[Stored items from a collection]
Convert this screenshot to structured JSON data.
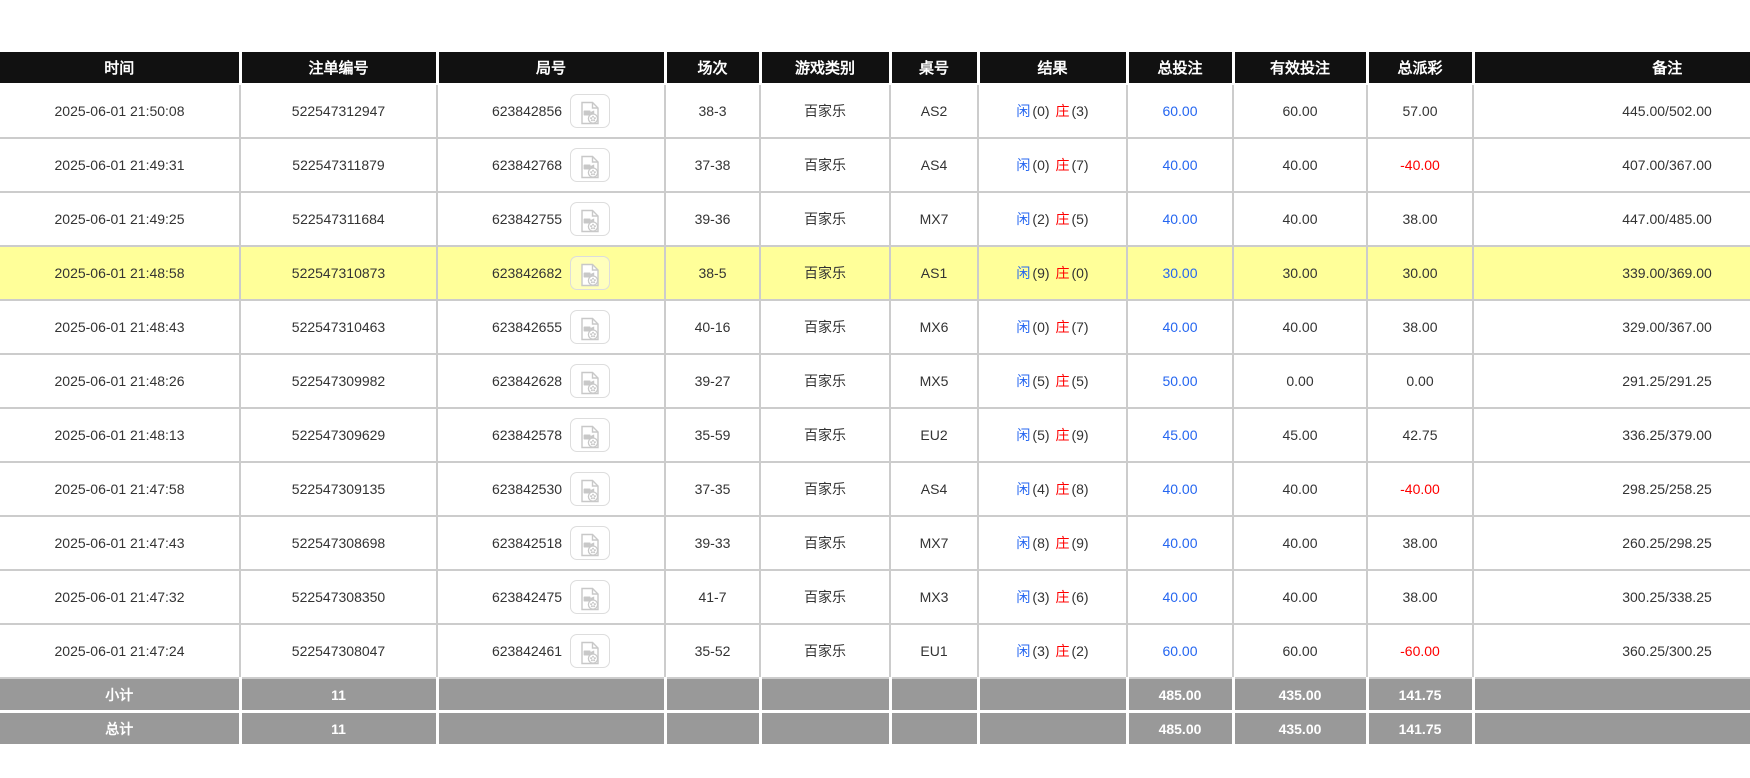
{
  "table": {
    "columns": [
      {
        "key": "time",
        "label": "时间"
      },
      {
        "key": "bet_id",
        "label": "注单编号"
      },
      {
        "key": "round_id",
        "label": "局号"
      },
      {
        "key": "session",
        "label": "场次"
      },
      {
        "key": "game_type",
        "label": "游戏类别"
      },
      {
        "key": "table_no",
        "label": "桌号"
      },
      {
        "key": "result",
        "label": "结果"
      },
      {
        "key": "total_bet",
        "label": "总投注"
      },
      {
        "key": "valid_bet",
        "label": "有效投注"
      },
      {
        "key": "payout",
        "label": "总派彩"
      },
      {
        "key": "remark",
        "label": "备注"
      }
    ],
    "result_labels": {
      "player": "闲",
      "banker": "庄"
    },
    "rows": [
      {
        "time": "2025-06-01 21:50:08",
        "bet_id": "522547312947",
        "round_id": "623842856",
        "session": "38-3",
        "game_type": "百家乐",
        "table_no": "AS2",
        "player_score": "(0)",
        "banker_score": "(3)",
        "total_bet": "60.00",
        "valid_bet": "60.00",
        "payout": "57.00",
        "remark": "445.00/502.00",
        "highlighted": false
      },
      {
        "time": "2025-06-01 21:49:31",
        "bet_id": "522547311879",
        "round_id": "623842768",
        "session": "37-38",
        "game_type": "百家乐",
        "table_no": "AS4",
        "player_score": "(0)",
        "banker_score": "(7)",
        "total_bet": "40.00",
        "valid_bet": "40.00",
        "payout": "-40.00",
        "remark": "407.00/367.00",
        "highlighted": false
      },
      {
        "time": "2025-06-01 21:49:25",
        "bet_id": "522547311684",
        "round_id": "623842755",
        "session": "39-36",
        "game_type": "百家乐",
        "table_no": "MX7",
        "player_score": "(2)",
        "banker_score": "(5)",
        "total_bet": "40.00",
        "valid_bet": "40.00",
        "payout": "38.00",
        "remark": "447.00/485.00",
        "highlighted": false
      },
      {
        "time": "2025-06-01 21:48:58",
        "bet_id": "522547310873",
        "round_id": "623842682",
        "session": "38-5",
        "game_type": "百家乐",
        "table_no": "AS1",
        "player_score": "(9)",
        "banker_score": "(0)",
        "total_bet": "30.00",
        "valid_bet": "30.00",
        "payout": "30.00",
        "remark": "339.00/369.00",
        "highlighted": true
      },
      {
        "time": "2025-06-01 21:48:43",
        "bet_id": "522547310463",
        "round_id": "623842655",
        "session": "40-16",
        "game_type": "百家乐",
        "table_no": "MX6",
        "player_score": "(0)",
        "banker_score": "(7)",
        "total_bet": "40.00",
        "valid_bet": "40.00",
        "payout": "38.00",
        "remark": "329.00/367.00",
        "highlighted": false
      },
      {
        "time": "2025-06-01 21:48:26",
        "bet_id": "522547309982",
        "round_id": "623842628",
        "session": "39-27",
        "game_type": "百家乐",
        "table_no": "MX5",
        "player_score": "(5)",
        "banker_score": "(5)",
        "total_bet": "50.00",
        "valid_bet": "0.00",
        "payout": "0.00",
        "remark": "291.25/291.25",
        "highlighted": false
      },
      {
        "time": "2025-06-01 21:48:13",
        "bet_id": "522547309629",
        "round_id": "623842578",
        "session": "35-59",
        "game_type": "百家乐",
        "table_no": "EU2",
        "player_score": "(5)",
        "banker_score": "(9)",
        "total_bet": "45.00",
        "valid_bet": "45.00",
        "payout": "42.75",
        "remark": "336.25/379.00",
        "highlighted": false
      },
      {
        "time": "2025-06-01 21:47:58",
        "bet_id": "522547309135",
        "round_id": "623842530",
        "session": "37-35",
        "game_type": "百家乐",
        "table_no": "AS4",
        "player_score": "(4)",
        "banker_score": "(8)",
        "total_bet": "40.00",
        "valid_bet": "40.00",
        "payout": "-40.00",
        "remark": "298.25/258.25",
        "highlighted": false
      },
      {
        "time": "2025-06-01 21:47:43",
        "bet_id": "522547308698",
        "round_id": "623842518",
        "session": "39-33",
        "game_type": "百家乐",
        "table_no": "MX7",
        "player_score": "(8)",
        "banker_score": "(9)",
        "total_bet": "40.00",
        "valid_bet": "40.00",
        "payout": "38.00",
        "remark": "260.25/298.25",
        "highlighted": false
      },
      {
        "time": "2025-06-01 21:47:32",
        "bet_id": "522547308350",
        "round_id": "623842475",
        "session": "41-7",
        "game_type": "百家乐",
        "table_no": "MX3",
        "player_score": "(3)",
        "banker_score": "(6)",
        "total_bet": "40.00",
        "valid_bet": "40.00",
        "payout": "38.00",
        "remark": "300.25/338.25",
        "highlighted": false
      },
      {
        "time": "2025-06-01 21:47:24",
        "bet_id": "522547308047",
        "round_id": "623842461",
        "session": "35-52",
        "game_type": "百家乐",
        "table_no": "EU1",
        "player_score": "(3)",
        "banker_score": "(2)",
        "total_bet": "60.00",
        "valid_bet": "60.00",
        "payout": "-60.00",
        "remark": "360.25/300.25",
        "highlighted": false
      }
    ],
    "subtotal": {
      "label": "小计",
      "count": "11",
      "total_bet": "485.00",
      "valid_bet": "435.00",
      "payout": "141.75"
    },
    "total": {
      "label": "总计",
      "count": "11",
      "total_bet": "485.00",
      "valid_bet": "435.00",
      "payout": "141.75"
    }
  },
  "colors": {
    "header_bg": "#111111",
    "header_text": "#ffffff",
    "row_highlight": "#ffff99",
    "bet_amount_blue": "#2566f0",
    "player_blue": "#2566f0",
    "banker_red": "#ff0000",
    "negative_red": "#ff0000",
    "footer_bg": "#999999",
    "border_gray": "#cccccc"
  },
  "icons": {
    "video_replay": "video-file-icon"
  }
}
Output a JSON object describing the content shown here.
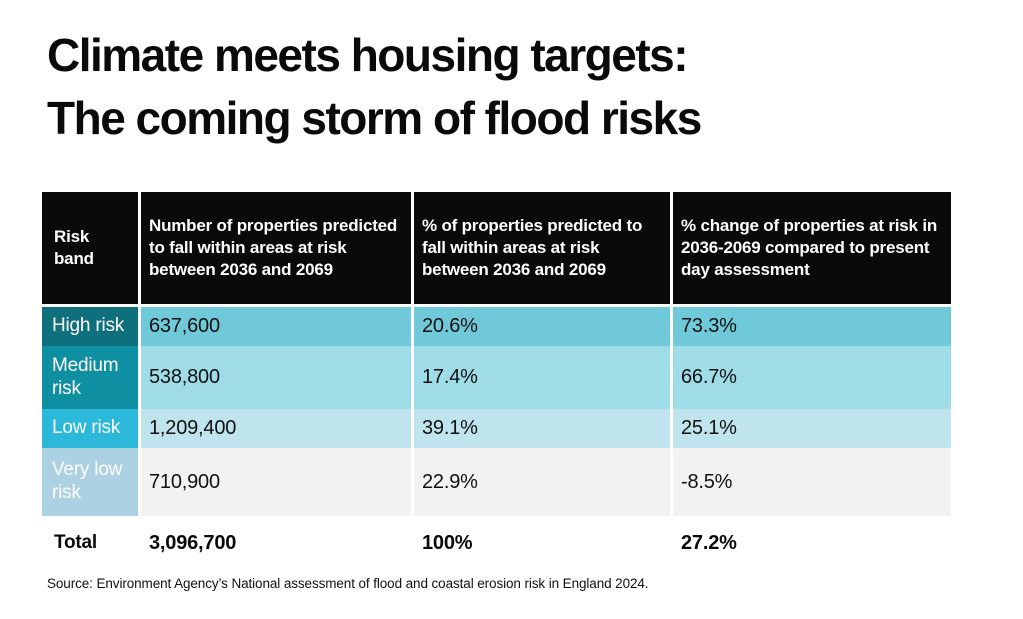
{
  "title": {
    "line1": "Climate meets housing targets:",
    "line2": "The coming storm of flood risks"
  },
  "chart_data": {
    "type": "table",
    "title": "Climate meets housing targets: The coming storm of flood risks",
    "columns": [
      "Risk band",
      "Number of properties predicted to fall within areas at risk between 2036 and 2069",
      "% of properties predicted to fall within areas at risk between 2036 and 2069",
      "% change of properties at risk in 2036-2069 compared to present day assessment"
    ],
    "rows": [
      {
        "band": "High risk",
        "properties": "637,600",
        "share": "20.6%",
        "change": "73.3%"
      },
      {
        "band": "Medium risk",
        "properties": "538,800",
        "share": "17.4%",
        "change": "66.7%"
      },
      {
        "band": "Low risk",
        "properties": "1,209,400",
        "share": "39.1%",
        "change": "25.1%"
      },
      {
        "band": "Very low risk",
        "properties": "710,900",
        "share": "22.9%",
        "change": "-8.5%"
      }
    ],
    "total": {
      "band": "Total",
      "properties": "3,096,700",
      "share": "100%",
      "change": "27.2%"
    },
    "source": "Source: Environment Agency’s National assessment of flood and coastal erosion risk in England 2024."
  },
  "colors": {
    "header-bg": "#0a0a0a",
    "header-text": "#ffffff",
    "band-high": "#0e6f7d",
    "band-medium": "#0f8fa2",
    "band-low": "#2bb8d9",
    "band-verylow": "#abd1e2",
    "row-high": "#70c9d9",
    "row-medium": "#9edde8",
    "row-low": "#bfe4ee",
    "row-verylow": "#f2f2f3",
    "text-dark": "#111111"
  }
}
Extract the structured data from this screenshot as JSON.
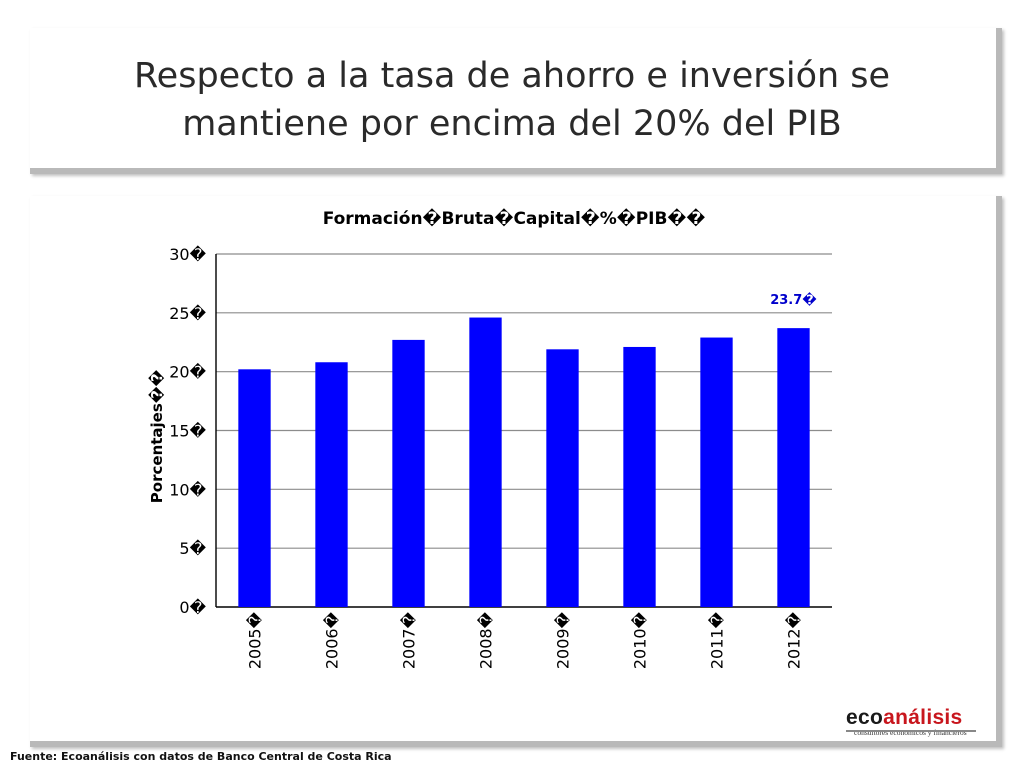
{
  "slide": {
    "title_line1": "Respecto a la tasa de ahorro e inversión se",
    "title_line2": "mantiene por encima del 20% del PIB",
    "source": "Fuente: Ecoanálisis con datos de Banco  Central de Costa Rica",
    "logo_eco": "eco",
    "logo_analisis": "análisis",
    "logo_tagline": "consultores económicos y financieros"
  },
  "colors": {
    "bar": "#0000ff",
    "annotation": "#0000cc",
    "grid": "#8c8c8c",
    "logo_accent": "#c8161d"
  },
  "chart_data": {
    "type": "bar",
    "title": "Formación�Bruta�Capital�%�PIB��",
    "ylabel": "Porcentajes��",
    "xlabel": "",
    "categories": [
      "2005�",
      "2006�",
      "2007�",
      "2008�",
      "2009�",
      "2010�",
      "2011�",
      "2012�"
    ],
    "values": [
      20.2,
      20.8,
      22.7,
      24.6,
      21.9,
      22.1,
      22.9,
      23.7
    ],
    "ylim": [
      0,
      30
    ],
    "yticks": [
      "0�",
      "5�",
      "10�",
      "15�",
      "20�",
      "25�",
      "30�"
    ],
    "grid": true,
    "legend": "none",
    "annotations": [
      {
        "category_index": 7,
        "text": "23.7�"
      }
    ]
  }
}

Requirement: Within the listing above, copy each line that has the string "coming".

The response:
    "line2": "The coming storm of flood risks"
    "title": "Climate meets housing targets: The coming storm of flood risks",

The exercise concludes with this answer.